Exercise brief: Hunt for the word "upper" across the entries below, copying each line that holds it.

## start Information provided

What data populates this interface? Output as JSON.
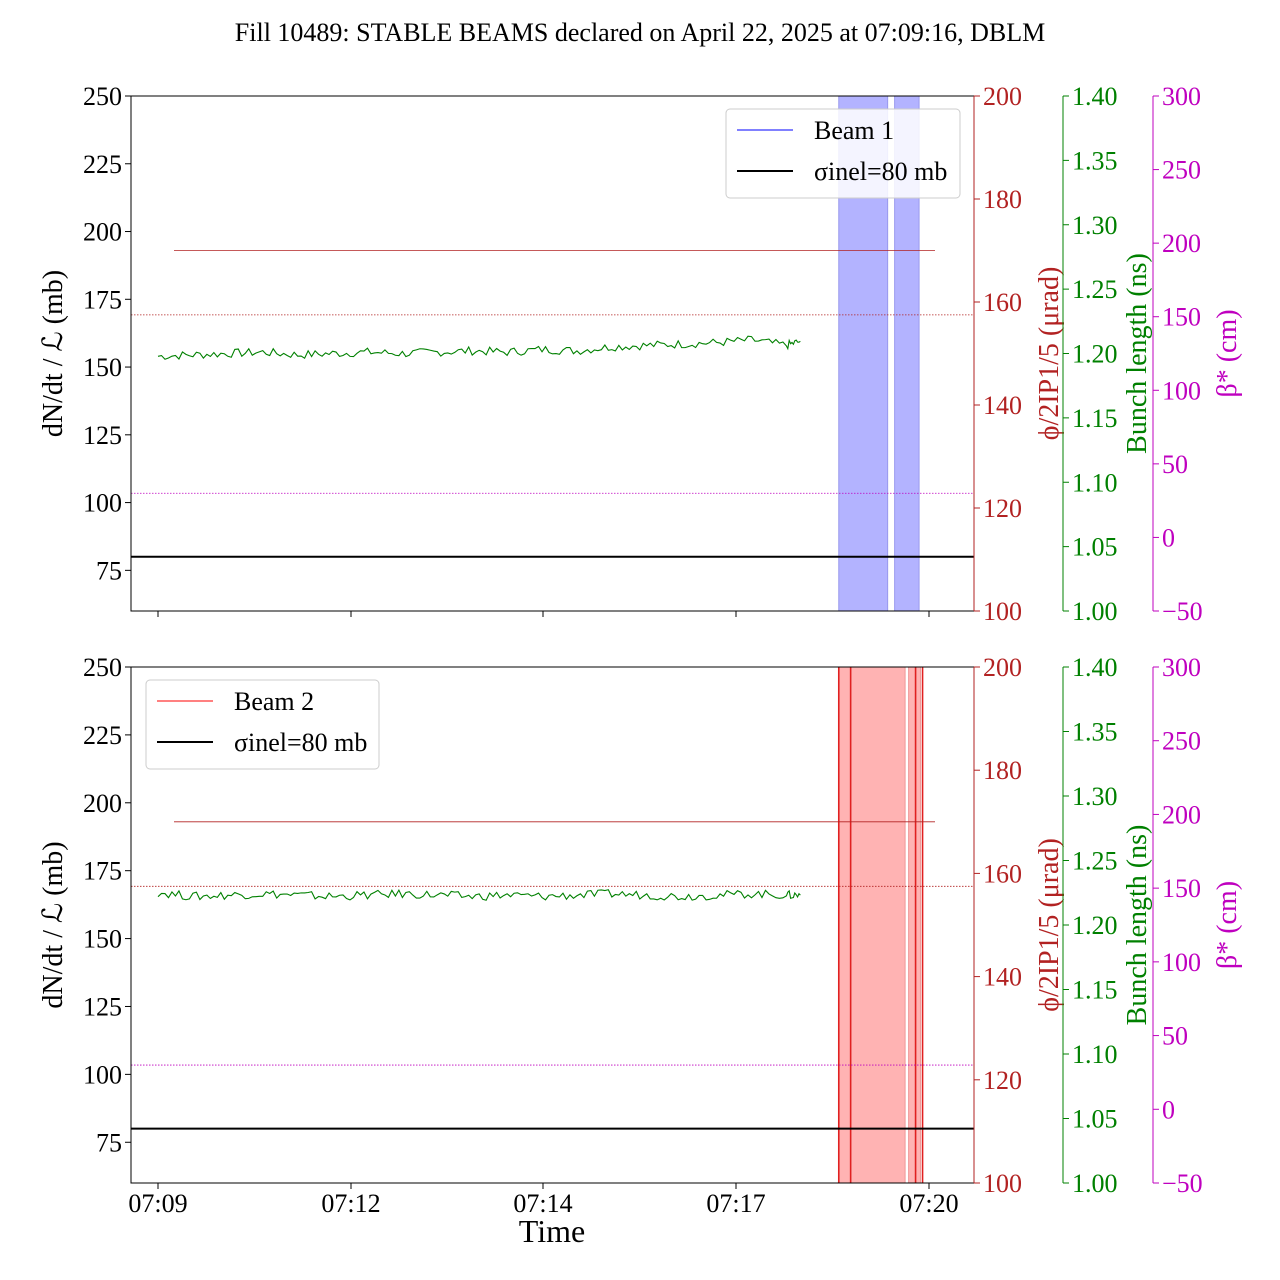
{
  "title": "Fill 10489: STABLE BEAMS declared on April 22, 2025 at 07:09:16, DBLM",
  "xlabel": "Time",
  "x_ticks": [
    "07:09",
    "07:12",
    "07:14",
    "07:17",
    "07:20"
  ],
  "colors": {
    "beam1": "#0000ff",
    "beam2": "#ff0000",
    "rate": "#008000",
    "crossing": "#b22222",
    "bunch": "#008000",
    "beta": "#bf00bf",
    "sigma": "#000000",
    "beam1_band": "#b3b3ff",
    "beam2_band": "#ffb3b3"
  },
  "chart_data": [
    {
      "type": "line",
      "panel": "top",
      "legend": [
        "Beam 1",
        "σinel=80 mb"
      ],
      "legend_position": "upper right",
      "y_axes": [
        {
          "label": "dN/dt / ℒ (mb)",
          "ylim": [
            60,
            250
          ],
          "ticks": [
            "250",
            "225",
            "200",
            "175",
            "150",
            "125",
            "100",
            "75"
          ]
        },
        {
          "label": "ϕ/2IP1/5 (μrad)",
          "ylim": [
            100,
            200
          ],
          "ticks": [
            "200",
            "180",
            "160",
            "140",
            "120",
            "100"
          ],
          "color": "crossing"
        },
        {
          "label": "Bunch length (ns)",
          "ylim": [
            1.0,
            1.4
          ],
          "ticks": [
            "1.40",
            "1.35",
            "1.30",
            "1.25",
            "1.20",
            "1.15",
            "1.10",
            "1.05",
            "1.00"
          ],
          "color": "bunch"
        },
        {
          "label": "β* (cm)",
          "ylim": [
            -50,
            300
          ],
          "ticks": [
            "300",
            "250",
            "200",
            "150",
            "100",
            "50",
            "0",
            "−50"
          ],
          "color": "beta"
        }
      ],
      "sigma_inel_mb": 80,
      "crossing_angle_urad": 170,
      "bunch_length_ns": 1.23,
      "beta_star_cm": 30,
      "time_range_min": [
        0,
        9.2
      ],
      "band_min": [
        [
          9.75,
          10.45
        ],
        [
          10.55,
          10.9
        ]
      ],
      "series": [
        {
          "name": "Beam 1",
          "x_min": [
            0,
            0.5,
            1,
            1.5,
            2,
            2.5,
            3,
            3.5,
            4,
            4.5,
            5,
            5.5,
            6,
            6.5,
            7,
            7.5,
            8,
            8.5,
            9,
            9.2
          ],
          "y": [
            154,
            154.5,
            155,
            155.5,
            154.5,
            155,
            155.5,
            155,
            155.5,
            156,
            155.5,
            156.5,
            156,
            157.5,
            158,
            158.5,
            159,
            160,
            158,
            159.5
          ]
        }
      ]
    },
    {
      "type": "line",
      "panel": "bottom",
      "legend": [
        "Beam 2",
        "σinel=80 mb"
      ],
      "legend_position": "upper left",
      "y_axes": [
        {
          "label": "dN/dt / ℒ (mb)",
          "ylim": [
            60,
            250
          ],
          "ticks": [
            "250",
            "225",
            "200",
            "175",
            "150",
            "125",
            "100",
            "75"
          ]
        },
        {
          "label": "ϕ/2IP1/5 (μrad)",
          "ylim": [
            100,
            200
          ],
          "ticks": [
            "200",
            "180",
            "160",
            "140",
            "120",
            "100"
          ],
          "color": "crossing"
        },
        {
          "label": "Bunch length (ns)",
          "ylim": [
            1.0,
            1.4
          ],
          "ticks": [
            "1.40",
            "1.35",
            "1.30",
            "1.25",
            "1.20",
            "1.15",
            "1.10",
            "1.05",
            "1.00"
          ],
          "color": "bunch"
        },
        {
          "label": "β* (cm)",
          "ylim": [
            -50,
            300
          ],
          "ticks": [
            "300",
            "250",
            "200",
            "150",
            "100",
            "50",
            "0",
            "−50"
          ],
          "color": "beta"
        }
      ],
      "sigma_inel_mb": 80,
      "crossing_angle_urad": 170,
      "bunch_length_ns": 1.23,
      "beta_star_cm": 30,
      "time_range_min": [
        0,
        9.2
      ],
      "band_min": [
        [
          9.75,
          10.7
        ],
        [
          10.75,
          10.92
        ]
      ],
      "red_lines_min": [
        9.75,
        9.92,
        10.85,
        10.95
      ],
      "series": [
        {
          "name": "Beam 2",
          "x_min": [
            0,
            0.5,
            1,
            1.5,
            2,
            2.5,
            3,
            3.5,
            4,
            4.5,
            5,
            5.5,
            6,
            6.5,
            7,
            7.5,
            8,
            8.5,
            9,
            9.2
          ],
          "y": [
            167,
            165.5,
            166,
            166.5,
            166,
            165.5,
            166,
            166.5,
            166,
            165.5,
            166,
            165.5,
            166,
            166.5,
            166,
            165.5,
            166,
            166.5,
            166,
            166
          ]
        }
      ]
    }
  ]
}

## end Information provided
## start Information provided

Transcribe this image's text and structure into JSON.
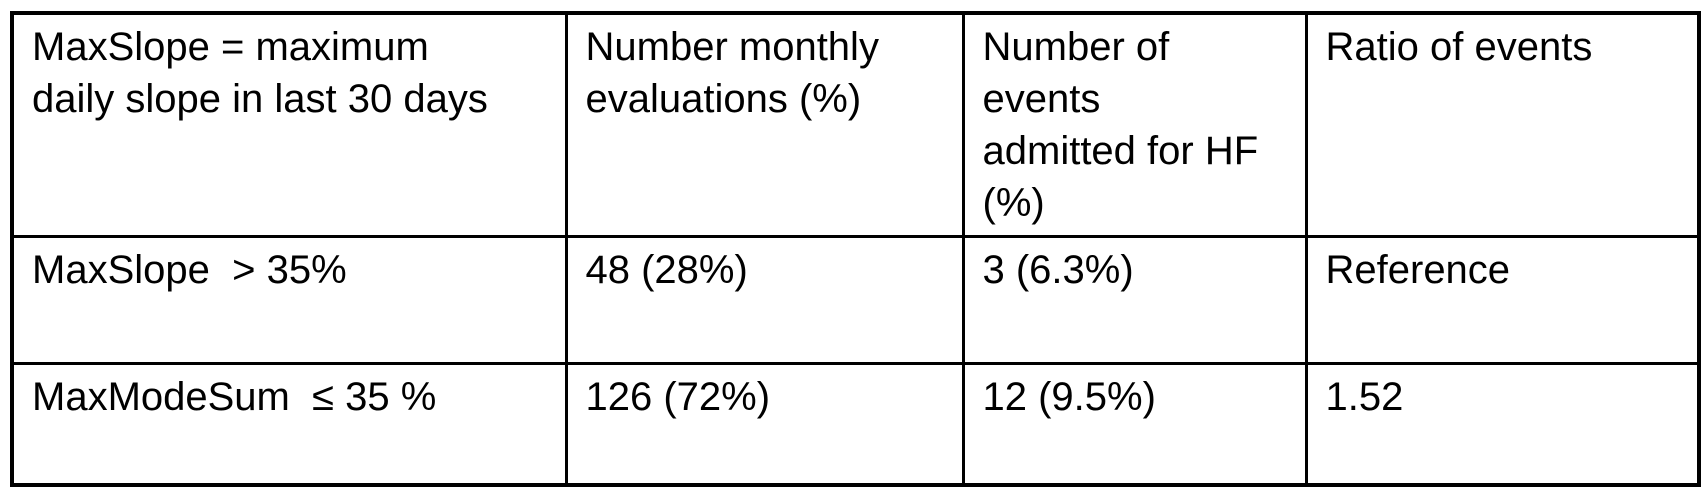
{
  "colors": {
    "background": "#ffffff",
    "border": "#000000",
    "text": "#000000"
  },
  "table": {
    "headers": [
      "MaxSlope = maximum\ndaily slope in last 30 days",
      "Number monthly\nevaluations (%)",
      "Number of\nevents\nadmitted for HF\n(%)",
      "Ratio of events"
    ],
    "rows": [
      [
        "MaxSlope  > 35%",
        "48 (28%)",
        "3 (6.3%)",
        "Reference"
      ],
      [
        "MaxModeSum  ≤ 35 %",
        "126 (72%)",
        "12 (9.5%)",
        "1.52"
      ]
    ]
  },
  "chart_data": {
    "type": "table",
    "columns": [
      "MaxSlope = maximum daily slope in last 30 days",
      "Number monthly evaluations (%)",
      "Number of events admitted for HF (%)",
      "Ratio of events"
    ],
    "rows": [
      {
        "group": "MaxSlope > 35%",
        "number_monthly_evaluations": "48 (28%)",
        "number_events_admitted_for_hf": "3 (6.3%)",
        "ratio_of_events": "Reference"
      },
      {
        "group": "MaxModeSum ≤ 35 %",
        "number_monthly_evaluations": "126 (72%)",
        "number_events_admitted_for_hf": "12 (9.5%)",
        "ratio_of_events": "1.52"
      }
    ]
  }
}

## end Information provided

The solution:
      "legend_position": "upper right",
      "legend_position": "upper left",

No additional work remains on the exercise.